• Exercise instructions:
Continue the passage on American water quality and the Clean Water Act, picking up after its final sentence.
──────── Source extract ────────
A 2018 analysis covering 50 million water pollution datapoints and over 240,000 monitoring sites between 1962 and 2001 reveals that most measures of water pollution have improved. For example, between 1972 and 2001, the number of waterways unsafe for fishing fell by 12%.
 
Even the Cuyahoga has a new lease on life. While some sections still suffer from sewage pollution, its fish are now safe to eat, waterfowl have returned, and in 2019 the Cuyahoga was named River of the Year.
 
Our Future: Weathering the Storm
 
The 1972 Clean Water Act aspired to make all U.S. waters “fishable and swimmable” by 1985 – an ambitious deadline that 35 years later remains out of reach.
 
Of the over 500,000 stream miles assessed in 2008 and 2009, 52.7% fail to meet one or more state water quality standard. The EPA’s 2008-2009 Rivers and Stream Assessment reports that 46% of streams are in “poor” condition. Similarly, 70.5% of lakes, reservoirs, and ponds assessed in 2012 were considered impaired.
 
While these data should incite new political action to strengthen the Clean Water Act’s protections, instead, since 2016, the Clean Water Act has come under attack. The Trump Administration repealed revisions made in 2015 that expanded protections for small streams and wetlands, limited discharge from electric power plants, and regulated coal ash disposal to prevent ground and surface water contamination.
 
While it may be easy to feel discouraged by the murky uncertainty of our water’s future, we need only look to our backyards to be reminded that America’s waters are defended by a passionate and active community of citizens, researchers, and farmers.
 
Spanning over 13,500 square miles across Pennsylvania, Delaware, New Jersey, and New York, the Delaware River watershed is the lifeblood of the region, providing drinking water for 15 million people and supporting over $25 billion in annual economic activity. Several regional efforts are already underway to restore and protect this invaluable network of waterways.
 
The Delaware River Watershed Initiative (DRWI) unites over 50 conservation organizations, including Berks Nature, to collaboratively mitigate threats to water quality using strategic, science-informed protection and restoration. To date, the DRWI’s network of partners has protected nearly 20,000 acres of forestland, restored 50 miles of stream habitat, conserved over 150 acres of wetlands, and implemented conservation best management practices on over 16,600 acres of working farmland.
──────── Record set ────────
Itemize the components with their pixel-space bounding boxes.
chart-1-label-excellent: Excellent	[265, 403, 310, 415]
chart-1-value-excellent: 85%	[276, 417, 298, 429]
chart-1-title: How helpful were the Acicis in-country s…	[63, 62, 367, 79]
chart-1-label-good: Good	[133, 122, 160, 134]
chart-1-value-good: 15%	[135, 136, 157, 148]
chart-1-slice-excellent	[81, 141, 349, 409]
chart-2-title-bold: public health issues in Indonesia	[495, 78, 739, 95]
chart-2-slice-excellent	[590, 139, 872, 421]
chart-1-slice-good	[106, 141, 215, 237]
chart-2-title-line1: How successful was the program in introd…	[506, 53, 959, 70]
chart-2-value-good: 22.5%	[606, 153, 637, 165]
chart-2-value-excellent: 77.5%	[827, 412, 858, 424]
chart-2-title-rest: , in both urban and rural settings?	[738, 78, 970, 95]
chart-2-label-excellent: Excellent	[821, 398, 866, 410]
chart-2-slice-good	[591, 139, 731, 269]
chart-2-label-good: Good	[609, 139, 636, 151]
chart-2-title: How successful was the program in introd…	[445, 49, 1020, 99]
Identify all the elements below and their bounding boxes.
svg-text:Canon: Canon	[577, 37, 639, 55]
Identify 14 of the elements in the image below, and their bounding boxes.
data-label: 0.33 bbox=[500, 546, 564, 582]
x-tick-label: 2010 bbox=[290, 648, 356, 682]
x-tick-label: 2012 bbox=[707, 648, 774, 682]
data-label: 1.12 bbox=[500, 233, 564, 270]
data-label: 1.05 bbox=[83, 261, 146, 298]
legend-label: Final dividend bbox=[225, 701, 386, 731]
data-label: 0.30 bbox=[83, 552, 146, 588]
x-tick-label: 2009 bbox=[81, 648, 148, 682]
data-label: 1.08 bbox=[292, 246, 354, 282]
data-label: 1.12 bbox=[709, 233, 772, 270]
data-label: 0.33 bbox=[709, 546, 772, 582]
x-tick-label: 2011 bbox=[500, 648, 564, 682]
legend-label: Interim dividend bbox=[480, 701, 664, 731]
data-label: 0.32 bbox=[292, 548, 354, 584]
────────
• Result of this exercise:
Another collaborative effort, the Coalition for the Delaware River Watershed (CDRW), joins nongovernmental, conservation-minded organizations to coordinate advocacy for federal and state policies and funding that promote watershed health. In 2019, thanks to the CDRW’s efforts, the fiscal year 2020 Interior Appropriations bill approved by Congress included $9.7 million in funding for the Delaware River Basin Restoration Program – a pool of money dedicated to support on-the-ground conservation and restoration projects.
 
Collective action, awareness, and advocacy are propelling us towards a brighter future, glimmering from a distant horizon, for freshwater and all life that depends on it.
 
What is State of the Environment?
  
The State of the Environment evaluates specific data and trends in five environmental categories: Air, Energy, Land, Waste, and Water. Within each category, several specific quantitative indicators are evaluated using available data, trends in the data are assessed, and specific action items that residents can practice to make each specific indicator more “positive” are identified. The five general environmental categories, as well as the specific environmental indicators evaluated, were selected by an interactive process. Berks Nature established subcommittees for each category, with each subcommittee headed by a professional with substantial experience in the specific field. These subcommittees discussed candidate indicators, and narrowed down the list of indicators to be used to 4-5 specific indicators where quantitative data were available.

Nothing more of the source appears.